**Task description**: Please print the lines below word for word, beginning at the first one and stopping after the line that contains "The cartridge housing 40 is at (207, 310).".

— START OF Records —

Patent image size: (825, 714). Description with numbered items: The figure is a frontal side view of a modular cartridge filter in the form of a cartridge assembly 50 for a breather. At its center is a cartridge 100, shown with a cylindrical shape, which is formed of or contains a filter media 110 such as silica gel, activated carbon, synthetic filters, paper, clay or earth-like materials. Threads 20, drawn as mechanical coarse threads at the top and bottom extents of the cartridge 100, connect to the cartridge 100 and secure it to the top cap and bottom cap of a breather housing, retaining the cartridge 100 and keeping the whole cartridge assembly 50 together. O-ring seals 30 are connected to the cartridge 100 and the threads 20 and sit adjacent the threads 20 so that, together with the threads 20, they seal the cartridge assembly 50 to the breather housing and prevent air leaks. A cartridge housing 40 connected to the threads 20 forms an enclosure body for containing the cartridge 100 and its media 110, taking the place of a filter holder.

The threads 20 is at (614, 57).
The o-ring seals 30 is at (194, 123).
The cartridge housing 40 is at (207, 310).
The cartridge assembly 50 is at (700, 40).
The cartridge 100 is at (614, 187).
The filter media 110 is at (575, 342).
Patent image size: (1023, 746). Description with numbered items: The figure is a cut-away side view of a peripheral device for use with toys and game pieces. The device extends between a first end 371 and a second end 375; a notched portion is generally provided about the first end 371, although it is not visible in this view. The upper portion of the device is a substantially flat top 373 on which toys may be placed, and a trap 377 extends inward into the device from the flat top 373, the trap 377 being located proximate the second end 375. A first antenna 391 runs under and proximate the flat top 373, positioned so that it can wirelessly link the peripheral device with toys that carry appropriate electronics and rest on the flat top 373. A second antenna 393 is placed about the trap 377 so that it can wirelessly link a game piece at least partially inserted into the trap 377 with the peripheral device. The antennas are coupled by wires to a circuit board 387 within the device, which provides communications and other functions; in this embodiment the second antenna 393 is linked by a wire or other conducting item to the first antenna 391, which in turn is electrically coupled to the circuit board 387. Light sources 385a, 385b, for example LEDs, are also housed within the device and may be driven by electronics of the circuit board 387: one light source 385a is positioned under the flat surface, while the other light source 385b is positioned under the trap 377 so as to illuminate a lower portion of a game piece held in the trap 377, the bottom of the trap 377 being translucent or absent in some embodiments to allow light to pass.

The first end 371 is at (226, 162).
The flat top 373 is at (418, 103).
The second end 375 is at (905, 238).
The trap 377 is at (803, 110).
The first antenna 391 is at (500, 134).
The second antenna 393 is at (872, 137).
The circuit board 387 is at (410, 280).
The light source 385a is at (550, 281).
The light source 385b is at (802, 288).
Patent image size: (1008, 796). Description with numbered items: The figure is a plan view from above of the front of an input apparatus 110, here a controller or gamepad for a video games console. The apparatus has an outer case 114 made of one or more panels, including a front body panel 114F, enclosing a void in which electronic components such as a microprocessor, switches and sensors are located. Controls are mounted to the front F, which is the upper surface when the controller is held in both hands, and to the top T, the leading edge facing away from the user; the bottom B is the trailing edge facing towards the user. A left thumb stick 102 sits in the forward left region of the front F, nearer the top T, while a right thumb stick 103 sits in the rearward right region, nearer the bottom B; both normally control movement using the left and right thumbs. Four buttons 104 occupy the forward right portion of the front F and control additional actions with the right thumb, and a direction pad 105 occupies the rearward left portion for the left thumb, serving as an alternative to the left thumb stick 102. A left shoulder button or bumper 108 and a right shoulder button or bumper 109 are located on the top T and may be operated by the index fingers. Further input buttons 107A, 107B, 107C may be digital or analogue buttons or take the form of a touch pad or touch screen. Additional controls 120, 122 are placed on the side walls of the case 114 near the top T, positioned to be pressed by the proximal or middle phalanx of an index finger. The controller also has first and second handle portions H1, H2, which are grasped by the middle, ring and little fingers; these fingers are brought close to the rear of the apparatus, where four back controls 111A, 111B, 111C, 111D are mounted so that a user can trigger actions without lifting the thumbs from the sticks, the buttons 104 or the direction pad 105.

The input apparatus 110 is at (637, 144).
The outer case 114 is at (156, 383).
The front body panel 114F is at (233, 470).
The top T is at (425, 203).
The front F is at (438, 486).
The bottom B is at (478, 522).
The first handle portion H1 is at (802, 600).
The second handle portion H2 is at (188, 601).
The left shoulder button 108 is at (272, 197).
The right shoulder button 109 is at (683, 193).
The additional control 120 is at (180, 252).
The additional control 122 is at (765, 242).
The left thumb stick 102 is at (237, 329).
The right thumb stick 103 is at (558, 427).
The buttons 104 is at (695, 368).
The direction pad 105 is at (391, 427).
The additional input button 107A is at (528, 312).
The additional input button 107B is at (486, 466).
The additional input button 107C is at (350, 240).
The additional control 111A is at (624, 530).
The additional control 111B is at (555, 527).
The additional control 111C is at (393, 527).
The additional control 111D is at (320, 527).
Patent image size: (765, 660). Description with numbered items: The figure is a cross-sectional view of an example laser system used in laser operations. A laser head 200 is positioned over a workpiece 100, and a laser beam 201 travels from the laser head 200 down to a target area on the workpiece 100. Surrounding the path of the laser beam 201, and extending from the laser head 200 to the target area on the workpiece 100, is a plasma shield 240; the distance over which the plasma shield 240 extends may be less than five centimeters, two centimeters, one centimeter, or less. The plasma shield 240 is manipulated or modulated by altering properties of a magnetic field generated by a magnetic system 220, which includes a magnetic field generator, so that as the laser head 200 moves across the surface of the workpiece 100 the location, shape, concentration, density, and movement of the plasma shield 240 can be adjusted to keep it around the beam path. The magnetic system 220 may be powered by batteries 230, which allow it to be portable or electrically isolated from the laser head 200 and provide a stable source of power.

— END OF Records —

**Task answer**:
Patent image size: (825, 714). Description with numbered items: The figure is a frontal side view of a modular cartridge filter in the form of a cartridge assembly 50 for a breather. At its center is a cartridge 100, shown with a cylindrical shape, which is formed of or contains a filter media 110 such as silica gel, activated carbon, synthetic filters, paper, clay or earth-like materials. Threads 20, drawn as mechanical coarse threads at the top and bottom extents of the cartridge 100, connect to the cartridge 100 and secure it to the top cap and bottom cap of a breather housing, retaining the cartridge 100 and keeping the whole cartridge assembly 50 together. O-ring seals 30 are connected to the cartridge 100 and the threads 20 and sit adjacent the threads 20 so that, together with the threads 20, they seal the cartridge assembly 50 to the breather housing and prevent air leaks. A cartridge housing 40 connected to the threads 20 forms an enclosure body for containing the cartridge 100 and its media 110, taking the place of a filter holder.

The threads 20 is at (614, 57).
The o-ring seals 30 is at (194, 123).
The cartridge housing 40 is at (207, 310).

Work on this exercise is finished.